▶ Challenge: Copy every one of the entries below line for line, changing nothing.

****************************************

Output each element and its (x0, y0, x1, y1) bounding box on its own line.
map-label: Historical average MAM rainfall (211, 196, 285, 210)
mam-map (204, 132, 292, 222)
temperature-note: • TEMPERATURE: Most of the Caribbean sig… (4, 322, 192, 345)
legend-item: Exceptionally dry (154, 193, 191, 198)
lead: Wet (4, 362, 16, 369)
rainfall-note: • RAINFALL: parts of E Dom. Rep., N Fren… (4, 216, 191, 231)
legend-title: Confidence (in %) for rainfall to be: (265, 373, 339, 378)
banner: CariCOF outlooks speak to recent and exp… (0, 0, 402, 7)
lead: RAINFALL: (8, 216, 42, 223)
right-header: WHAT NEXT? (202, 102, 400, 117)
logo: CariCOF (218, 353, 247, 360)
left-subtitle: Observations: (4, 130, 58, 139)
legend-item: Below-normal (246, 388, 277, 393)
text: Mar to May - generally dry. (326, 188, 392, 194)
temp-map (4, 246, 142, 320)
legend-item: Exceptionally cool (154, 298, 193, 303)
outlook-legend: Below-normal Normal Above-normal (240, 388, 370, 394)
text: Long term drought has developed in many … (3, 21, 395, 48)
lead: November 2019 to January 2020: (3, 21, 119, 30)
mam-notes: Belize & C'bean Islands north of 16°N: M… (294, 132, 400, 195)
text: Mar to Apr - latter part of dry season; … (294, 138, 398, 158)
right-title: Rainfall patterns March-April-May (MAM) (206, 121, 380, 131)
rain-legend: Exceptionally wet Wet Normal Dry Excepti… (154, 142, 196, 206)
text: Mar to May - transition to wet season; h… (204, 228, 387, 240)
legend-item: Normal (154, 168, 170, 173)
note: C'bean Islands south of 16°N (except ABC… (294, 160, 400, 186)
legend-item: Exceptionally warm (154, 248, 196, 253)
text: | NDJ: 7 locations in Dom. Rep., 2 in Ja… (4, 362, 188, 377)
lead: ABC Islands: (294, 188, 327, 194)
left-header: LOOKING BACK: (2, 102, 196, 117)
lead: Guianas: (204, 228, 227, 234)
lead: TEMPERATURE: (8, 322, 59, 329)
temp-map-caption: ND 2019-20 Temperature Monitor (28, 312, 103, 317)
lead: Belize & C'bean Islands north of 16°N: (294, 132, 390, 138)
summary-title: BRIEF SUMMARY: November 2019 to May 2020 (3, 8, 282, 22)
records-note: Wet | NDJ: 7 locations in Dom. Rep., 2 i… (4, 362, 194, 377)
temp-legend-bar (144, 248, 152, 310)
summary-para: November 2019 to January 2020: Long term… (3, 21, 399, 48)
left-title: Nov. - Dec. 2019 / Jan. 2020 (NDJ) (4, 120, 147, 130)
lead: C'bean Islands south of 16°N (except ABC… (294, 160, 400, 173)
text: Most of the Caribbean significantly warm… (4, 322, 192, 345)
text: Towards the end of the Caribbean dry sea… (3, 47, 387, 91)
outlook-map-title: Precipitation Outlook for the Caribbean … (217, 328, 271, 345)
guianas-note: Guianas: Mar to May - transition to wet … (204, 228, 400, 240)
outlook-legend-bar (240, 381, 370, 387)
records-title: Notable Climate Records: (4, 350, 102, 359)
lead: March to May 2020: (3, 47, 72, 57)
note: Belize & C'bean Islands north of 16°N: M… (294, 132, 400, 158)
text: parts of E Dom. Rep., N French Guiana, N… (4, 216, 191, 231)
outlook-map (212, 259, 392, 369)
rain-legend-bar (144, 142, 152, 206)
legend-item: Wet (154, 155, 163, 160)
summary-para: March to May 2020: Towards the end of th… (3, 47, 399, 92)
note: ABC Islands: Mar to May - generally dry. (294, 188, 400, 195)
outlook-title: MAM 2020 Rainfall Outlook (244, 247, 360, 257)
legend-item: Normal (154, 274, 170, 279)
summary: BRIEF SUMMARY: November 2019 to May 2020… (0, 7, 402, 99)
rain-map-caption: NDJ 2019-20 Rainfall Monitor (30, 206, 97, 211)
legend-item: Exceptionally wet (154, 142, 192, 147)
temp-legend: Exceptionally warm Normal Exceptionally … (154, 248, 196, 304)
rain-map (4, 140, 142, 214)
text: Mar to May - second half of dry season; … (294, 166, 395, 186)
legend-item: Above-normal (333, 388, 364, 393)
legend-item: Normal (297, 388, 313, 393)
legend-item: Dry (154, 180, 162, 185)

****************************************

▶ Solution to this task:
Output each element and its (x0, y0, x1, y1) bounding box on its own line.
map-label: Historical average MAM rainfall (211, 196, 285, 210)
mam-map (204, 132, 292, 222)
temperature-note: • TEMPERATURE: Most of the Caribbean sig… (4, 322, 192, 345)
legend-item: Exceptionally dry (154, 193, 191, 198)
lead: Wet (4, 362, 16, 369)
rainfall-note: • RAINFALL: parts of E Dom. Rep., N Fren… (4, 216, 191, 231)
legend-title: Confidence (in %) for rainfall to be: (265, 373, 339, 378)
banner: CariCOF outlooks speak to recent and exp… (0, 0, 402, 7)
lead: RAINFALL: (8, 216, 42, 223)
right-header: WHAT NEXT? (202, 102, 400, 117)
logo: CariCOF (218, 353, 247, 360)
left-subtitle: Observations: (4, 130, 58, 139)
legend-item: Below-normal (246, 388, 277, 393)
text: Mar to May - generally dry. (326, 188, 392, 194)
temp-map (4, 246, 142, 320)
legend-item: Exceptionally cool (154, 298, 193, 303)
outlook-legend: Below-normal Normal Above-normal (240, 388, 370, 394)
text: Long term drought has developed in many … (3, 21, 395, 48)
lead: November 2019 to January 2020: (3, 21, 119, 30)
mam-notes: Belize & C'bean Islands north of 16°N: M… (294, 132, 400, 195)
text: Mar to Apr - latter part of dry season; … (294, 138, 398, 158)
right-title: Rainfall patterns March-April-May (MAM) (206, 121, 380, 131)
rain-legend: Exceptionally wet Wet Normal Dry Excepti… (154, 142, 196, 206)
text: Mar to May - transition to wet season; h… (204, 228, 387, 240)
legend-item: Normal (154, 168, 170, 173)
note: C'bean Islands south of 16°N (except ABC… (294, 160, 400, 186)
legend-item: Exceptionally warm (154, 248, 196, 253)
text: | NDJ: 7 locations in Dom. Rep., 2 in Ja… (4, 362, 188, 377)
lead: ABC Islands: (294, 188, 327, 194)
left-header: LOOKING BACK: (2, 102, 196, 117)
lead: Guianas: (204, 228, 227, 234)
lead: TEMPERATURE: (8, 322, 59, 329)
temp-map-caption: ND 2019-20 Temperature Monitor (28, 312, 103, 317)
lead: Belize & C'bean Islands north of 16°N: (294, 132, 390, 138)
summary-title: BRIEF SUMMARY: November 2019 to May 2020 (3, 8, 282, 22)
records-note: Wet | NDJ: 7 locations in Dom. Rep., 2 i… (4, 362, 194, 377)
temp-legend-bar (144, 248, 152, 310)
summary-para: November 2019 to January 2020: Long term… (3, 21, 399, 48)
left-title: Nov. - Dec. 2019 / Jan. 2020 (NDJ) (4, 120, 147, 130)
lead: C'bean Islands south of 16°N (except ABC… (294, 160, 400, 173)
text: Most of the Caribbean significantly warm… (4, 322, 192, 345)
text: Towards the end of the Caribbean dry sea… (3, 47, 387, 91)
outlook-map-title: Precipitation Outlook for the Caribbean … (217, 328, 271, 345)
guianas-note: Guianas: Mar to May - transition to wet … (204, 228, 400, 240)
outlook-legend-bar (240, 381, 370, 387)
records-title: Notable Climate Records: (4, 350, 102, 359)
lead: March to May 2020: (3, 47, 72, 57)
note: Belize & C'bean Islands north of 16°N: M… (294, 132, 400, 158)
text: parts of E Dom. Rep., N French Guiana, N… (4, 216, 191, 231)
outlook-map (212, 259, 392, 369)
rain-legend-bar (144, 142, 152, 206)
legend-item: Wet (154, 155, 163, 160)
summary-para: March to May 2020: Towards the end of th… (3, 47, 399, 92)
note: ABC Islands: Mar to May - generally dry. (294, 188, 400, 195)
outlook-title: MAM 2020 Rainfall Outlook (244, 247, 360, 257)
legend-item: Normal (154, 274, 170, 279)
summary: BRIEF SUMMARY: November 2019 to May 2020… (0, 7, 402, 99)
rain-map-caption: NDJ 2019-20 Rainfall Monitor (30, 206, 97, 211)
legend-item: Exceptionally wet (154, 142, 192, 147)
temp-legend: Exceptionally warm Normal Exceptionally … (154, 248, 196, 304)
rain-map (4, 140, 142, 214)
text: Mar to May - second half of dry season; … (294, 166, 395, 186)
legend-item: Above-normal (333, 388, 364, 393)
legend-item: Normal (297, 388, 313, 393)
legend-item: Dry (154, 180, 162, 185)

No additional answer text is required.